[What you will do] Copy the material below character for character, from its first line through the line containing "text-line: 房合同，以及抽调你这个合同所对应的所有的契税，拿那个契税倒除一下契税 [90,495,818,520]".

— Start Data —

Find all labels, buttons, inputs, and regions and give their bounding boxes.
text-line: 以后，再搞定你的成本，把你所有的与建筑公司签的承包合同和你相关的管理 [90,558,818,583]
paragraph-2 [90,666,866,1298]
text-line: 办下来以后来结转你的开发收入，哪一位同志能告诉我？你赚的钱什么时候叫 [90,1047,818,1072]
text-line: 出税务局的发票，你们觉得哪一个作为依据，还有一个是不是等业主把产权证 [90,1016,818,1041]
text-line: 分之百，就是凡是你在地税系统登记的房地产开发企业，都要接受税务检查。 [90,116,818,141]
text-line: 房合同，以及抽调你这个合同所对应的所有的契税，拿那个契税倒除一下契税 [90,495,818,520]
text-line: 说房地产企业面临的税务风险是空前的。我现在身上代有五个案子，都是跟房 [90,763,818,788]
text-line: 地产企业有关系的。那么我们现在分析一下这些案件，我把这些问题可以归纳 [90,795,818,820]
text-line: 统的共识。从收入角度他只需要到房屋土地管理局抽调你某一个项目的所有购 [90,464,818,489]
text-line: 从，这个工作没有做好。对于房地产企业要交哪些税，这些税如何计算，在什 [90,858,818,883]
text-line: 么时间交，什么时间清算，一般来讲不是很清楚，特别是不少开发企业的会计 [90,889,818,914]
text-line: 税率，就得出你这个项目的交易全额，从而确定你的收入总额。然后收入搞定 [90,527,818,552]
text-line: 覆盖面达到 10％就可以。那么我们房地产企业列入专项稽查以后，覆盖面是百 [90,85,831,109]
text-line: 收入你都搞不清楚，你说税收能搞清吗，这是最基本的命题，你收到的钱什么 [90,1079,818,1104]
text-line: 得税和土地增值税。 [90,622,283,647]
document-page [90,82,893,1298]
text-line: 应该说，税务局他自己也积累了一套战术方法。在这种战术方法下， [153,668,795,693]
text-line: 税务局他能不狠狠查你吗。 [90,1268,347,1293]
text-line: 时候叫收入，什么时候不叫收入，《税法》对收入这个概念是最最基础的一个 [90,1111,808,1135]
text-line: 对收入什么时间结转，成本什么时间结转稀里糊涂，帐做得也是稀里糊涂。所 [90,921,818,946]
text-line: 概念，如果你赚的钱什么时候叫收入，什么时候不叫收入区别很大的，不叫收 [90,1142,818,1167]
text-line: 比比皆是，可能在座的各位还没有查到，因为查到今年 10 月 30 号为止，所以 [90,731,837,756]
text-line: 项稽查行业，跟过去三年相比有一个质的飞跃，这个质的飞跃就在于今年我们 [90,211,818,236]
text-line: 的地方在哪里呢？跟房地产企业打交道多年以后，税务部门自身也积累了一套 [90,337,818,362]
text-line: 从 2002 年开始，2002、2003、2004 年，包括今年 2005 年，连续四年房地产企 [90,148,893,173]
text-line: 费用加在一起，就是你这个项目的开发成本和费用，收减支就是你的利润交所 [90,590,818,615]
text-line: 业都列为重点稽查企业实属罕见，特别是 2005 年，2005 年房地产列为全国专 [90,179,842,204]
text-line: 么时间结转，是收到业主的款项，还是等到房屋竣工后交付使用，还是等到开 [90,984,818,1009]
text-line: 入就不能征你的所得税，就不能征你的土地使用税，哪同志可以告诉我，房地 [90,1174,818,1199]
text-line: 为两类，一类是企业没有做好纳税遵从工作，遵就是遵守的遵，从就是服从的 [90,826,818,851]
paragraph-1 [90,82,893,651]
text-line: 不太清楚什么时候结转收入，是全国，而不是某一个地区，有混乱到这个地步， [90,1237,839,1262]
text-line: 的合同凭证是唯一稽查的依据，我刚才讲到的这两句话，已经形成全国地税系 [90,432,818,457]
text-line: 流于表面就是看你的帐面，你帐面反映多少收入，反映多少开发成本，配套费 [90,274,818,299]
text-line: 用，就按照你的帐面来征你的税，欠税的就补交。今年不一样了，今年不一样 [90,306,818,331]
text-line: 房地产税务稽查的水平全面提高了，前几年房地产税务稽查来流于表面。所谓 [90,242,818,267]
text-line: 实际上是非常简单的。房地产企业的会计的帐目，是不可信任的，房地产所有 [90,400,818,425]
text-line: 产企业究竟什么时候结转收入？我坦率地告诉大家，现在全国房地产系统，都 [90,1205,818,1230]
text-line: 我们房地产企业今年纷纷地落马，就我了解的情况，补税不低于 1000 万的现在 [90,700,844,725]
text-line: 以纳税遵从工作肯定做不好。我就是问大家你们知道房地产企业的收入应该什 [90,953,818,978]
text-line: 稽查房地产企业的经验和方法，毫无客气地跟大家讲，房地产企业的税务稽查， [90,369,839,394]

— End Data —

[Finished answer]
Find all labels, buttons, inputs, and regions and give their bounding boxes.
text-line: 以后，再搞定你的成本，把你所有的与建筑公司签的承包合同和你相关的管理 [90,558,818,583]
paragraph-2 [90,666,866,1298]
text-line: 办下来以后来结转你的开发收入，哪一位同志能告诉我？你赚的钱什么时候叫 [90,1047,818,1072]
text-line: 出税务局的发票，你们觉得哪一个作为依据，还有一个是不是等业主把产权证 [90,1016,818,1041]
text-line: 分之百，就是凡是你在地税系统登记的房地产开发企业，都要接受税务检查。 [90,116,818,141]
text-line: 房合同，以及抽调你这个合同所对应的所有的契税，拿那个契税倒除一下契税 [90,495,818,520]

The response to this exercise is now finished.